(begin)
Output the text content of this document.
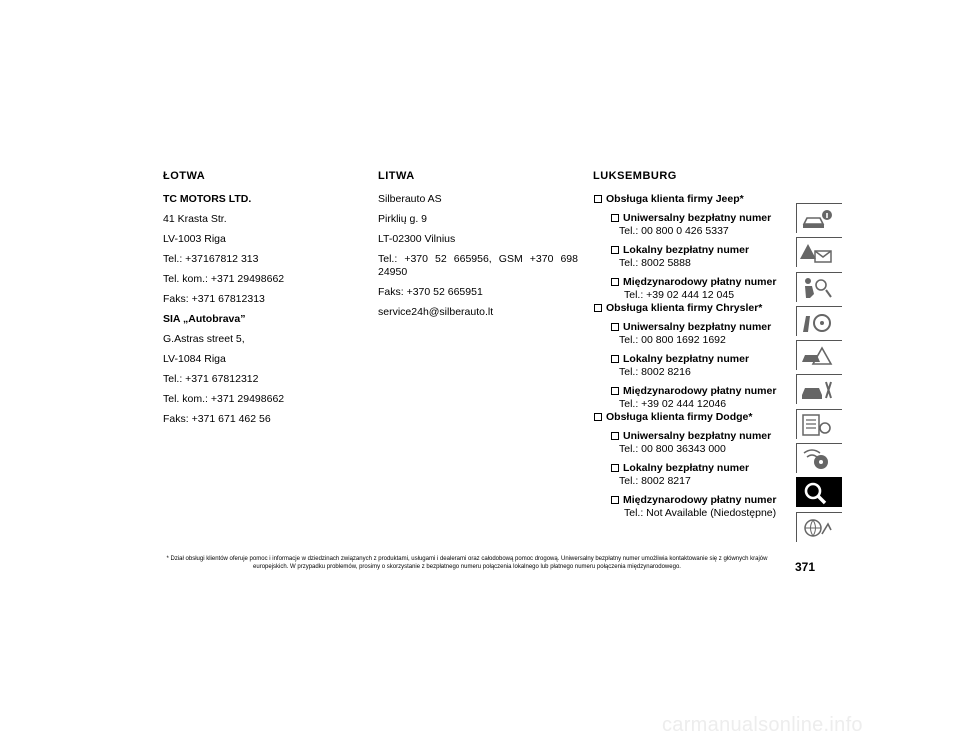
ŁOTWA
TC MOTORS LTD.
41 Krasta Str.
LV-1003 Riga
Tel.: +37167812 313
Tel. kom.: +371 29498662
Faks: +371 67812313
SIA „Autobrava”
G.Astras street 5,
LV-1084 Riga
Tel.: +371 67812312
Tel. kom.: +371 29498662
Faks: +371 671 462 56
LITWA
Silberauto AS
Pirklių g. 9
LT-02300 Vilnius
Tel.: +370 52 665956, GSM +370 698 24950
Faks: +370 52 665951
service24h@silberauto.lt
LUKSEMBURG
Obsługa klienta firmy Jeep*
Uniwersalny bezpłatny numer
Tel.: 00 800 0 426 5337
Lokalny bezpłatny numer
Tel.: 8002 5888
Międzynarodowy płatny numer
Tel.: +39 02 444 12 045
Obsługa klienta firmy Chrysler*
Uniwersalny bezpłatny numer
Tel.: 00 800 1692 1692
Lokalny bezpłatny numer
Tel.: 8002 8216
Międzynarodowy płatny numer
Tel.: +39 02 444 12046
Obsługa klienta firmy Dodge*
Uniwersalny bezpłatny numer
Tel.: 00 800 36343 000
Lokalny bezpłatny numer
Tel.: 8002 8217
Międzynarodowy płatny numer
Tel.: Not Available (Niedostępne)
* Dział obsługi klientów oferuje pomoc i informacje w dziedzinach związanych z produktami, usługami i dealerami oraz całodobową pomoc drogową. Uniwersalny bezpłatny numer umożliwia kontaktowanie się z głównych krajów europejskich. W przypadku problemów, prosimy o skorzystanie z bezpłatnego numeru połączenia lokalnego lub płatnego numeru połączenia międzynarodowego.	371
carmanualsonline.info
(end)
Your task is to transcribe all of the records precisely, with no images included.

- _Solution to this problem_:
Output the text content of this document.
ŁOTWA
TC MOTORS LTD.
41 Krasta Str.
LV-1003 Riga
Tel.: +37167812 313
Tel. kom.: +371 29498662
Faks: +371 67812313
SIA „Autobrava”
G.Astras street 5,
LV-1084 Riga
Tel.: +371 67812312
Tel. kom.: +371 29498662
Faks: +371 671 462 56
LITWA
Silberauto AS
Pirklių g. 9
LT-02300 Vilnius
Tel.: +370 52 665956, GSM +370 698 24950
Faks: +370 52 665951
service24h@silberauto.lt
LUKSEMBURG
Obsługa klienta firmy Jeep*
Uniwersalny bezpłatny numer
Tel.: 00 800 0 426 5337
Lokalny bezpłatny numer
Tel.: 8002 5888
Międzynarodowy płatny numer
Tel.: +39 02 444 12 045
Obsługa klienta firmy Chrysler*
Uniwersalny bezpłatny numer
Tel.: 00 800 1692 1692
Lokalny bezpłatny numer
Tel.: 8002 8216
Międzynarodowy płatny numer
Tel.: +39 02 444 12046
Obsługa klienta firmy Dodge*
Uniwersalny bezpłatny numer
Tel.: 00 800 36343 000
Lokalny bezpłatny numer
Tel.: 8002 8217
Międzynarodowy płatny numer
Tel.: Not Available (Niedostępne)
* Dział obsługi klientów oferuje pomoc i informacje w dziedzinach związanych z produktami, usługami i dealerami oraz całodobową pomoc drogową. Uniwersalny bezpłatny numer umożliwia kontaktowanie się z głównych krajów europejskich. W przypadku problemów, prosimy o skorzystanie z bezpłatnego numeru połączenia lokalnego lub płatnego numeru połączenia międzynarodowego.	371
carmanualsonline.info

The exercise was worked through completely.